Dataset excerpt:
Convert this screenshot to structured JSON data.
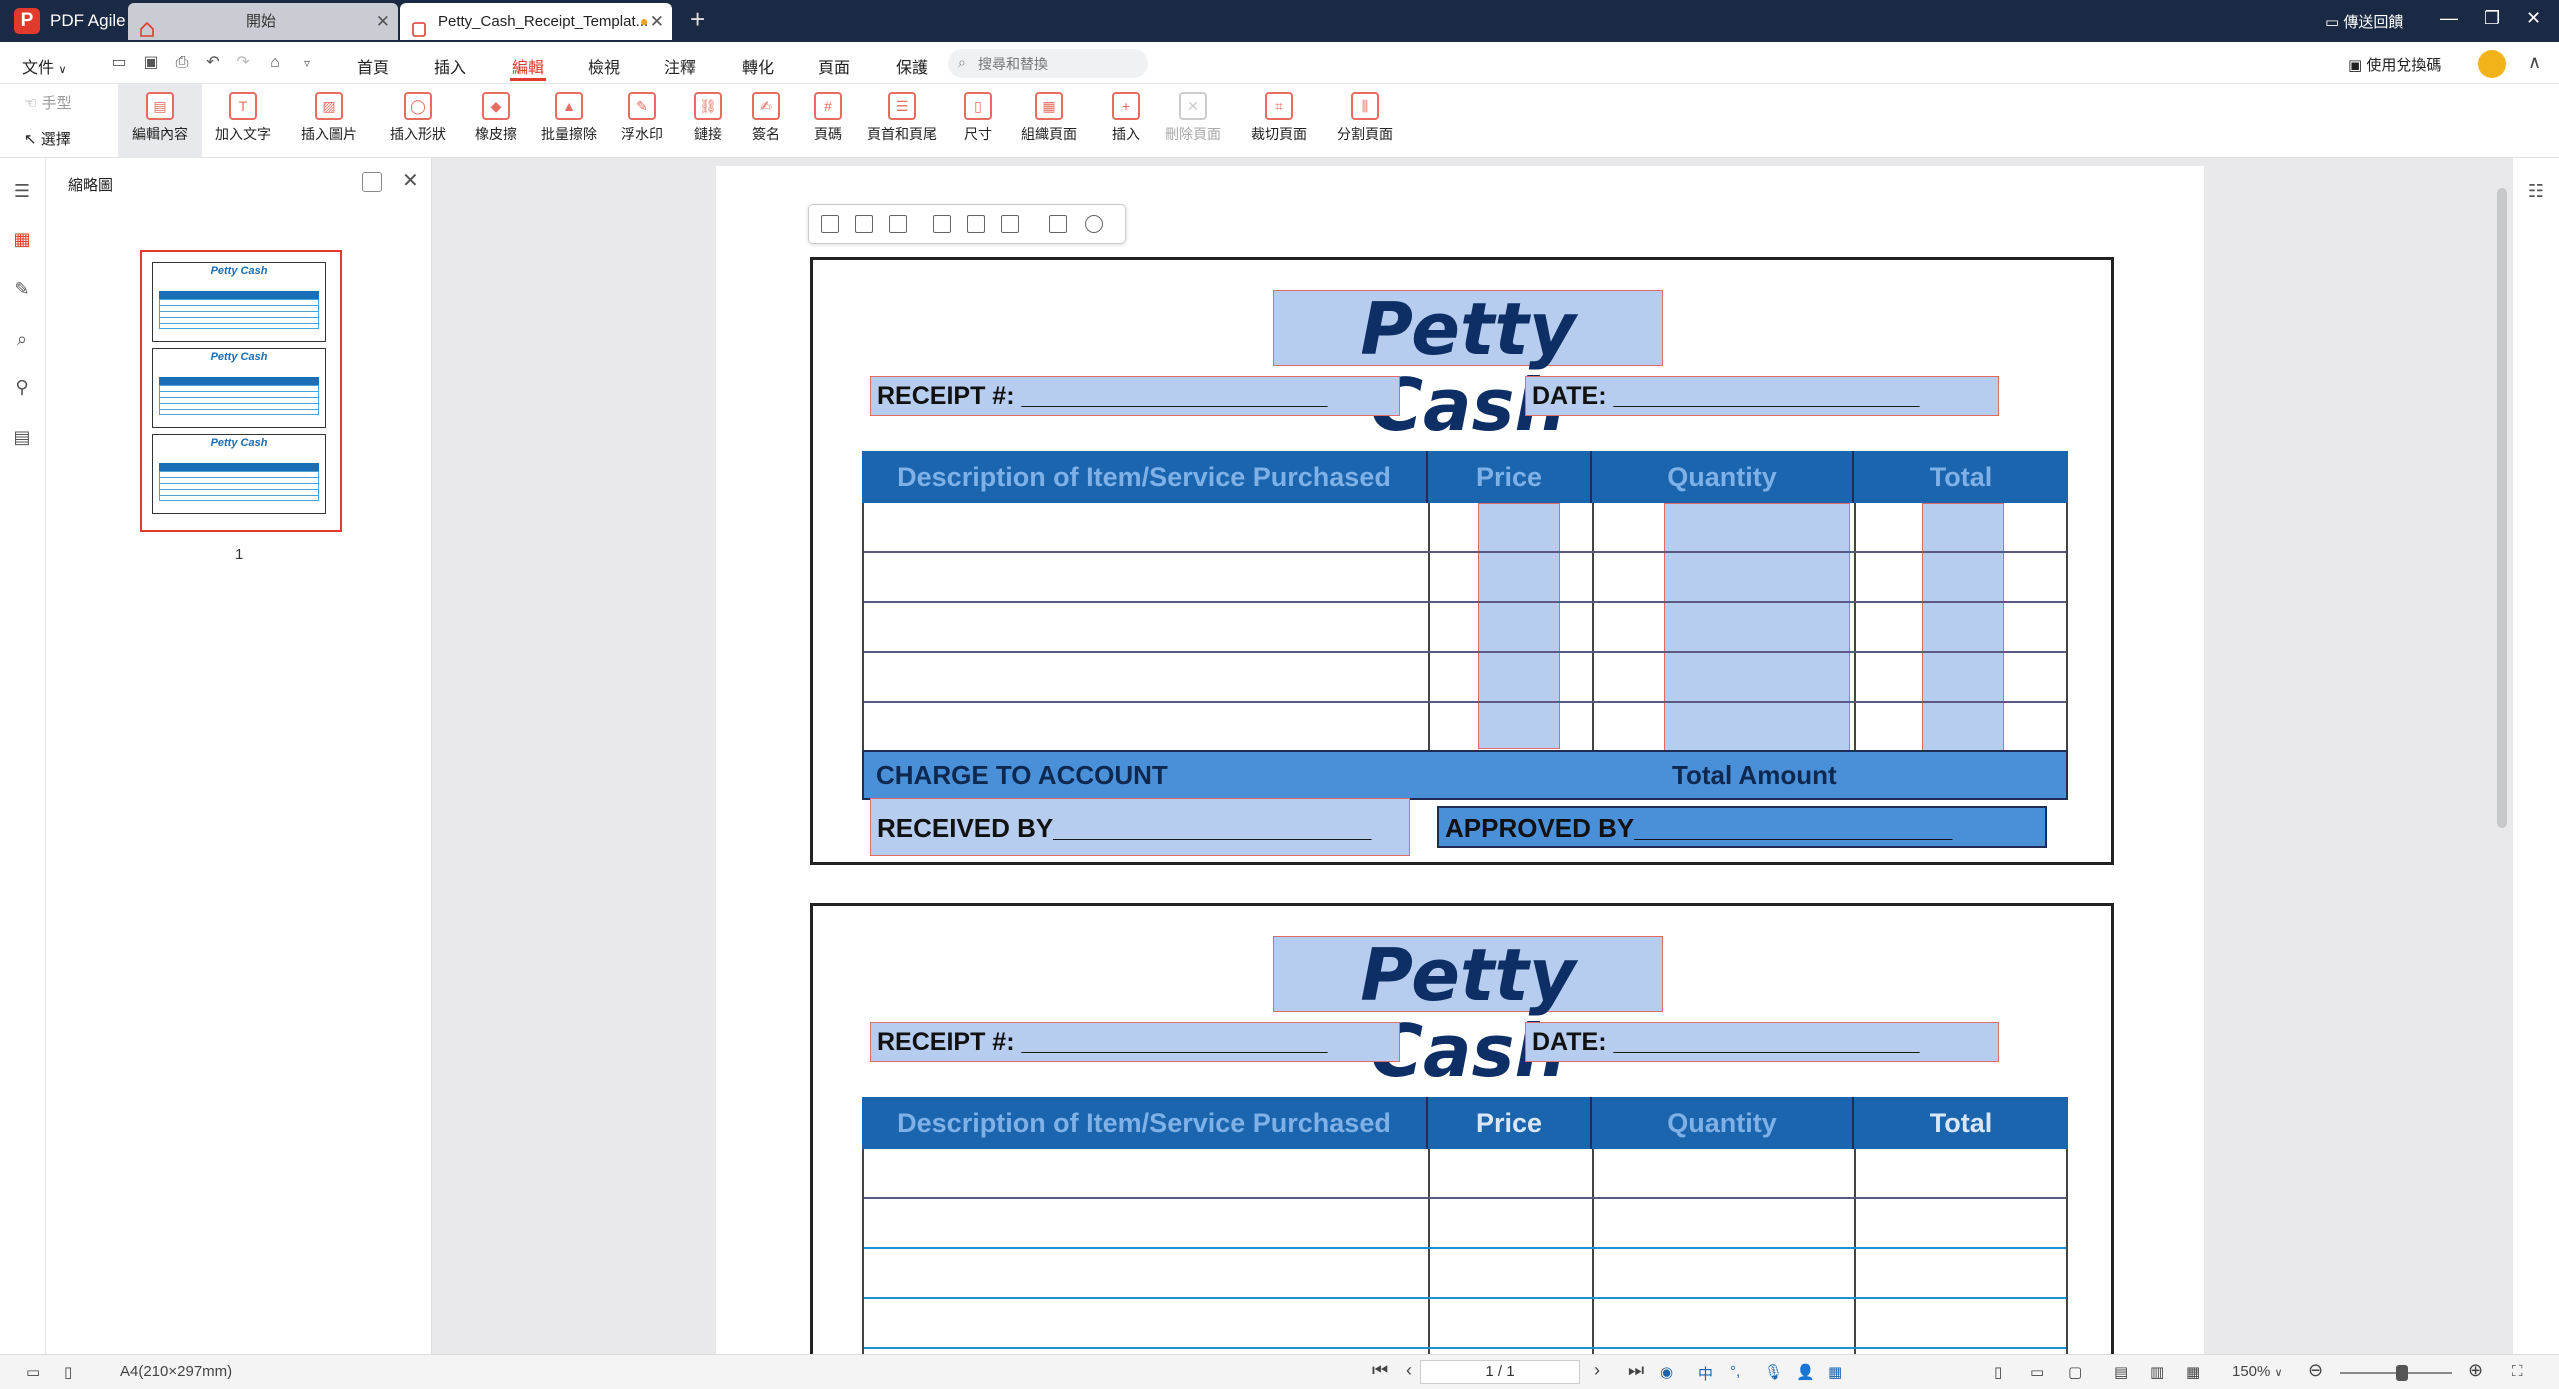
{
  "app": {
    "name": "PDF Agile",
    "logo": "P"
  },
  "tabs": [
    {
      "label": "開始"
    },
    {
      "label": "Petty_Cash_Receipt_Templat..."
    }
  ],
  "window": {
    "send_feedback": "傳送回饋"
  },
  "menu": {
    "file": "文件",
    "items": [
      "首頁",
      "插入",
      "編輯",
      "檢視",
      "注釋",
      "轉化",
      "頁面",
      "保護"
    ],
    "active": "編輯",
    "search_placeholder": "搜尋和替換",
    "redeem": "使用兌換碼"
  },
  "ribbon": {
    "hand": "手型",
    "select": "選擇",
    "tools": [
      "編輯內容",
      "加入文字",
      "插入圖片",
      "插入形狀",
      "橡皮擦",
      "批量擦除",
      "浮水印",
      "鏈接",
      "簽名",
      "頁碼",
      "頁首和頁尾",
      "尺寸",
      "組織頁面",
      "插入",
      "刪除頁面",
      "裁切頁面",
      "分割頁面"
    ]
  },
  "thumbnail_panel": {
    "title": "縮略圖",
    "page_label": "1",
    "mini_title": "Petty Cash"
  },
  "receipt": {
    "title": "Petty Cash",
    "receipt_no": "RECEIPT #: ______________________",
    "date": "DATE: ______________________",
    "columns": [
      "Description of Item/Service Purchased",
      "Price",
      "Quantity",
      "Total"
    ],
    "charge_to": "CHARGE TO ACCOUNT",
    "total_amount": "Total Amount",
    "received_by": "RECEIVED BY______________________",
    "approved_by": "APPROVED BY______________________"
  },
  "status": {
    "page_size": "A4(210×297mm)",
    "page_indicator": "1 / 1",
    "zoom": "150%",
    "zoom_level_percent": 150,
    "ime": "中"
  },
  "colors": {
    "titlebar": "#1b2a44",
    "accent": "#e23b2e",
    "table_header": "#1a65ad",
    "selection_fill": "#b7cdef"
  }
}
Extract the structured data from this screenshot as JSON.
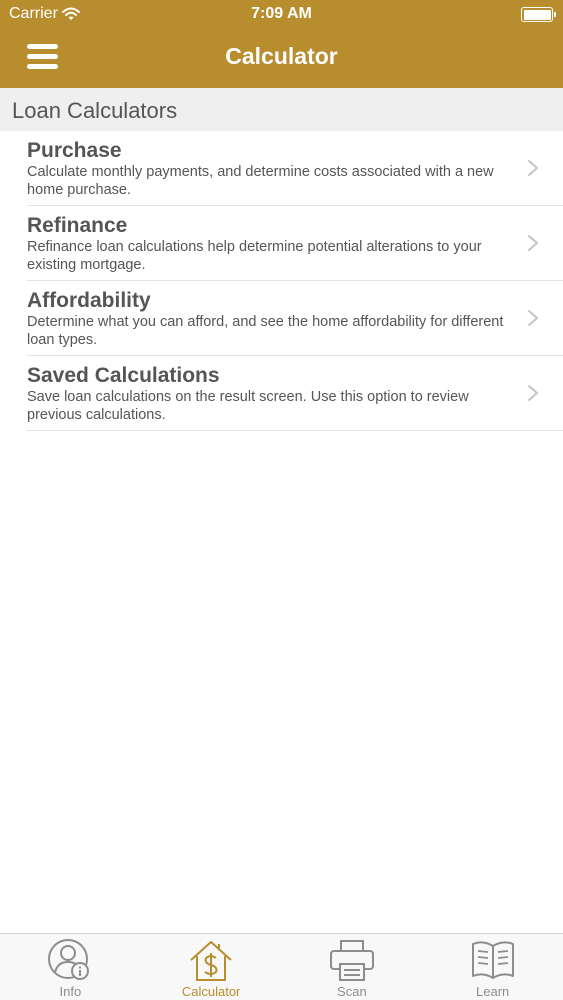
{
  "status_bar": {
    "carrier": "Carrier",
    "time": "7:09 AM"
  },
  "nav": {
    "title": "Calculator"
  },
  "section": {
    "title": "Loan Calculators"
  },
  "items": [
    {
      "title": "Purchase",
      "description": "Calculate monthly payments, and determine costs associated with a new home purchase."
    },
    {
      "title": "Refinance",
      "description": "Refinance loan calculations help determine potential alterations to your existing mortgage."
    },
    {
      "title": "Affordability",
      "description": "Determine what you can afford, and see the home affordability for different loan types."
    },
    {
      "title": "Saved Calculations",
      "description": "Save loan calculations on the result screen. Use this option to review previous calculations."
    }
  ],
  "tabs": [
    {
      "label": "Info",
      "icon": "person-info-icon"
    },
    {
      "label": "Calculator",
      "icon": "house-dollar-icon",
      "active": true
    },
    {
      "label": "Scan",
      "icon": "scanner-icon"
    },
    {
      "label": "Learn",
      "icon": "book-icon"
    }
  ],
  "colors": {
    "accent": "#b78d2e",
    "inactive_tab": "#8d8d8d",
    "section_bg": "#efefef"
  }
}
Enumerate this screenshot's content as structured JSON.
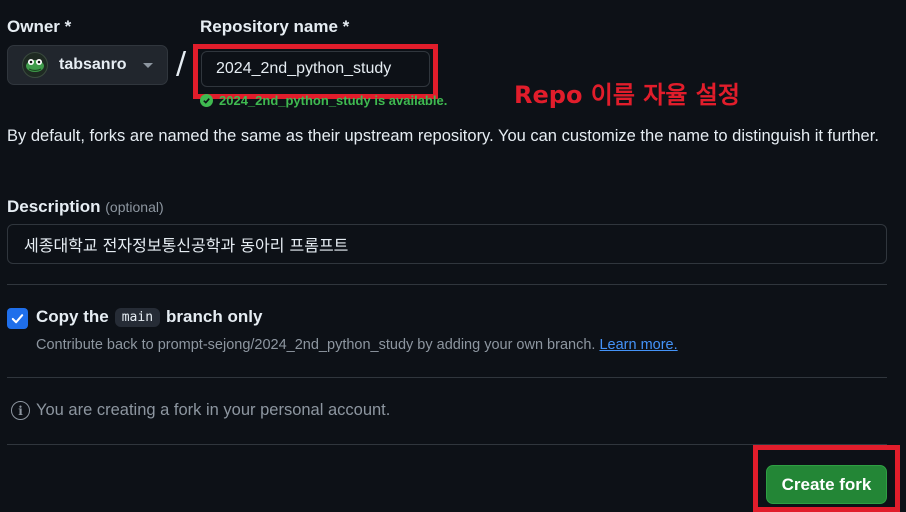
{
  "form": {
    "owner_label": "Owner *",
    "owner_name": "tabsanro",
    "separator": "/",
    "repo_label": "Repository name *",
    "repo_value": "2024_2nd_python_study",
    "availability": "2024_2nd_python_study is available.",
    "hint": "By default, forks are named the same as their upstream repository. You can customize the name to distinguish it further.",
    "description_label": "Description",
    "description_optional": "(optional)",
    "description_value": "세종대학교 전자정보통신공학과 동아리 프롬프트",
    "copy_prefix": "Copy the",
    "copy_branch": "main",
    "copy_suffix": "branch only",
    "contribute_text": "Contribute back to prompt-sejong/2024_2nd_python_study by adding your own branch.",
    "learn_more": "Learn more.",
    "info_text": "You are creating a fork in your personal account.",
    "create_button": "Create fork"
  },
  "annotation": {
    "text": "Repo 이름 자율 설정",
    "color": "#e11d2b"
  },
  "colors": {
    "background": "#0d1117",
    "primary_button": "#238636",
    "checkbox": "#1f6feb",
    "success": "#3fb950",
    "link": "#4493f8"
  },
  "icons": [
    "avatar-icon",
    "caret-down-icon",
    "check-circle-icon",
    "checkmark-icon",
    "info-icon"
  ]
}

**Problem to work on**
Write out the data precisely as given, excluding the pictures.

**Exercise answer**
Convert this screenshot to structured JSON data.
{
  "app": {
    "name": "PDF Agile",
    "logo": "P"
  },
  "tabs": [
    {
      "label": "開始"
    },
    {
      "label": "Petty_Cash_Receipt_Templat..."
    }
  ],
  "window": {
    "send_feedback": "傳送回饋"
  },
  "menu": {
    "file": "文件",
    "items": [
      "首頁",
      "插入",
      "編輯",
      "檢視",
      "注釋",
      "轉化",
      "頁面",
      "保護"
    ],
    "active": "編輯",
    "search_placeholder": "搜尋和替換",
    "redeem": "使用兌換碼"
  },
  "ribbon": {
    "hand": "手型",
    "select": "選擇",
    "tools": [
      "編輯內容",
      "加入文字",
      "插入圖片",
      "插入形狀",
      "橡皮擦",
      "批量擦除",
      "浮水印",
      "鏈接",
      "簽名",
      "頁碼",
      "頁首和頁尾",
      "尺寸",
      "組織頁面",
      "插入",
      "刪除頁面",
      "裁切頁面",
      "分割頁面"
    ]
  },
  "thumbnail_panel": {
    "title": "縮略圖",
    "page_label": "1",
    "mini_title": "Petty Cash"
  },
  "receipt": {
    "title": "Petty Cash",
    "receipt_no": "RECEIPT #: ______________________",
    "date": "DATE: ______________________",
    "columns": [
      "Description of Item/Service Purchased",
      "Price",
      "Quantity",
      "Total"
    ],
    "charge_to": "CHARGE TO ACCOUNT",
    "total_amount": "Total Amount",
    "received_by": "RECEIVED BY______________________",
    "approved_by": "APPROVED BY______________________"
  },
  "status": {
    "page_size": "A4(210×297mm)",
    "page_indicator": "1 / 1",
    "zoom": "150%",
    "zoom_level_percent": 150,
    "ime": "中"
  },
  "colors": {
    "titlebar": "#1b2a44",
    "accent": "#e23b2e",
    "table_header": "#1a65ad",
    "selection_fill": "#b7cdef"
  }
}
Extract the structured data from this screenshot as JSON.
{
  "status_bar": {
    "carrier": "Carrier",
    "time": "7:09 AM"
  },
  "nav": {
    "title": "Calculator"
  },
  "section": {
    "title": "Loan Calculators"
  },
  "items": [
    {
      "title": "Purchase",
      "description": "Calculate monthly payments, and determine costs associated with a new home purchase."
    },
    {
      "title": "Refinance",
      "description": "Refinance loan calculations help determine potential alterations to your existing mortgage."
    },
    {
      "title": "Affordability",
      "description": "Determine what you can afford, and see the home affordability for different loan types."
    },
    {
      "title": "Saved Calculations",
      "description": "Save loan calculations on the result screen. Use this option to review previous calculations."
    }
  ],
  "tabs": [
    {
      "label": "Info",
      "icon": "person-info-icon"
    },
    {
      "label": "Calculator",
      "icon": "house-dollar-icon",
      "active": true
    },
    {
      "label": "Scan",
      "icon": "scanner-icon"
    },
    {
      "label": "Learn",
      "icon": "book-icon"
    }
  ],
  "colors": {
    "accent": "#b78d2e",
    "inactive_tab": "#8d8d8d",
    "section_bg": "#efefef"
  }
}
Enumerate this screenshot's content as structured JSON.
{
  "form": {
    "owner_label": "Owner *",
    "owner_name": "tabsanro",
    "separator": "/",
    "repo_label": "Repository name *",
    "repo_value": "2024_2nd_python_study",
    "availability": "2024_2nd_python_study is available.",
    "hint": "By default, forks are named the same as their upstream repository. You can customize the name to distinguish it further.",
    "description_label": "Description",
    "description_optional": "(optional)",
    "description_value": "세종대학교 전자정보통신공학과 동아리 프롬프트",
    "copy_prefix": "Copy the",
    "copy_branch": "main",
    "copy_suffix": "branch only",
    "contribute_text": "Contribute back to prompt-sejong/2024_2nd_python_study by adding your own branch.",
    "learn_more": "Learn more.",
    "info_text": "You are creating a fork in your personal account.",
    "create_button": "Create fork"
  },
  "annotation": {
    "text": "Repo 이름 자율 설정",
    "color": "#e11d2b"
  },
  "colors": {
    "background": "#0d1117",
    "primary_button": "#238636",
    "checkbox": "#1f6feb",
    "success": "#3fb950",
    "link": "#4493f8"
  },
  "icons": [
    "avatar-icon",
    "caret-down-icon",
    "check-circle-icon",
    "checkmark-icon",
    "info-icon"
  ]
}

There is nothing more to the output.